Exercise aim> Gather every line of the entries that includes the word "αὐτοῦ".

A block of data
════════════════════

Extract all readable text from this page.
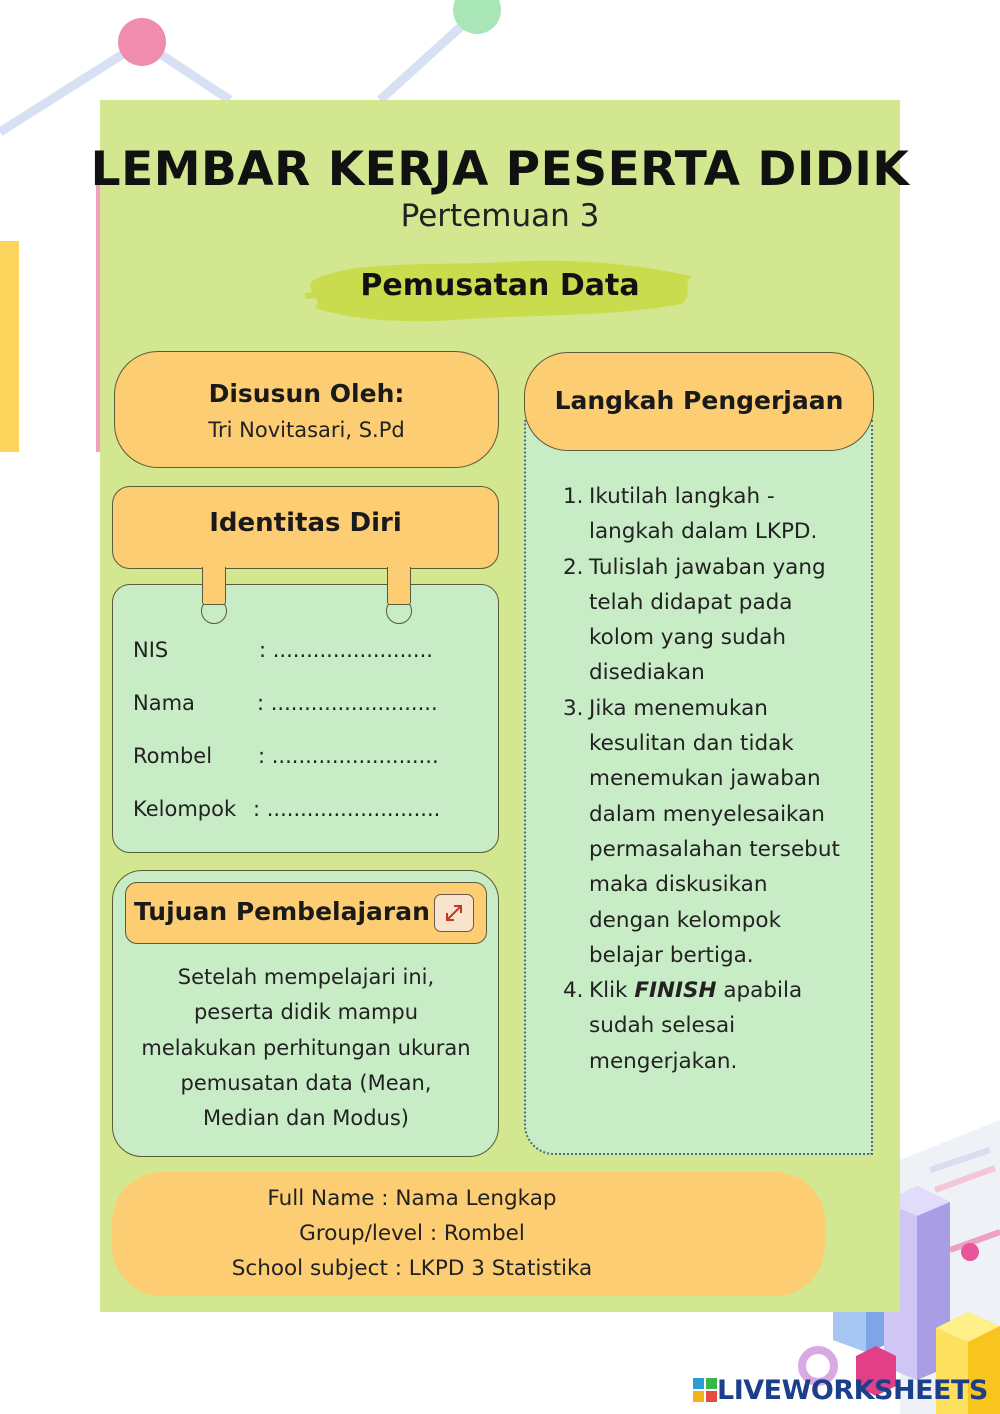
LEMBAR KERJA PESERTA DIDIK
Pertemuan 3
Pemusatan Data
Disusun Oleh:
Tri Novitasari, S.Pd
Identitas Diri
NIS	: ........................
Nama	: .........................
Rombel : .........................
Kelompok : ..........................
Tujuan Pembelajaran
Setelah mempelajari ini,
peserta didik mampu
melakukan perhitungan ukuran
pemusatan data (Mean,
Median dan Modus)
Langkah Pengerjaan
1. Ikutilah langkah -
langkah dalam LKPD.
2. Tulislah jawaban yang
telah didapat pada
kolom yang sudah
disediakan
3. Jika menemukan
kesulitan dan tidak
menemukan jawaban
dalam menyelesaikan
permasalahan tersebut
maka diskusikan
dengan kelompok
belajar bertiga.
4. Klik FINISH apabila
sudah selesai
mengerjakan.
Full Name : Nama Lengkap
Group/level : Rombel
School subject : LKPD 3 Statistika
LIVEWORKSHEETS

════════════════════

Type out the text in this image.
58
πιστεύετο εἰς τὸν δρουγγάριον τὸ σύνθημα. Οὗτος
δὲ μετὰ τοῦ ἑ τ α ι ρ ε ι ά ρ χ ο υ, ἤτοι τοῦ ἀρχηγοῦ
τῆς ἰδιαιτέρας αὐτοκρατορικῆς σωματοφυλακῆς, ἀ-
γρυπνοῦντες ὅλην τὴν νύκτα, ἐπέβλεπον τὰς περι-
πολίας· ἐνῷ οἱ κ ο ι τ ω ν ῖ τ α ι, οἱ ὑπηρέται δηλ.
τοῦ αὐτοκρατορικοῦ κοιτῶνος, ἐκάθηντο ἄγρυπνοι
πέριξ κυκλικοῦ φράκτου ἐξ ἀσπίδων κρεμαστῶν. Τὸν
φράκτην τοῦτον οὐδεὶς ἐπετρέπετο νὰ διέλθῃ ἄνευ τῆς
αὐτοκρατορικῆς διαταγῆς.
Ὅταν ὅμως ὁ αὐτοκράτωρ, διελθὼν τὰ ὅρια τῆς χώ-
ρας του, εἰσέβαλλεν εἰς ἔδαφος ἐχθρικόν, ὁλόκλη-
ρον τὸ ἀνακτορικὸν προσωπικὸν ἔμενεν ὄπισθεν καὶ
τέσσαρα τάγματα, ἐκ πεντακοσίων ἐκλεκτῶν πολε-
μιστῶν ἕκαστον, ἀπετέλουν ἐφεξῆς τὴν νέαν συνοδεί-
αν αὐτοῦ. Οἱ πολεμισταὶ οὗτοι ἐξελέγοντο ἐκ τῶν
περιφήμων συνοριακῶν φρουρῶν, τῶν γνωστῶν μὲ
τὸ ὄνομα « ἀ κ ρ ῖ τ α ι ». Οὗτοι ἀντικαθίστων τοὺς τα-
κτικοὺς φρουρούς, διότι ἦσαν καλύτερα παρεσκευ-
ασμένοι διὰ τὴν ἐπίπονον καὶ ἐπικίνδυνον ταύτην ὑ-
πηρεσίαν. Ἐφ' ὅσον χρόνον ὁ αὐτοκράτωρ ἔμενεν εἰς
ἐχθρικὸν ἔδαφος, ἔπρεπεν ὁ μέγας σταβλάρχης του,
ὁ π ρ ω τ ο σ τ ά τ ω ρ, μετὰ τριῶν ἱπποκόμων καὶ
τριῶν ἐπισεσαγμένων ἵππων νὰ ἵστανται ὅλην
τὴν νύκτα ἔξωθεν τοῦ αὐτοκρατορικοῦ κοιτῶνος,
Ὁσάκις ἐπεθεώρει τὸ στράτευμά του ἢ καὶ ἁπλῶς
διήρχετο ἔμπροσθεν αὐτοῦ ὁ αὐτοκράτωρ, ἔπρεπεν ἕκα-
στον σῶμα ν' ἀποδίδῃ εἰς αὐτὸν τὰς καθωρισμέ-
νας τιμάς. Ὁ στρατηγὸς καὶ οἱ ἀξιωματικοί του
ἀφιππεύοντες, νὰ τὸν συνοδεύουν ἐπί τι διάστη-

════════════════════

Task answer>
αν αὐτοῦ. Οἱ πολεμισταὶ οὗτοι ἐξελέγοντο ἐκ τῶν
διήρχετο ἔμπροσθεν αὐτοῦ ὁ αὐτοκράτωρ, ἔπρεπεν ἕκα-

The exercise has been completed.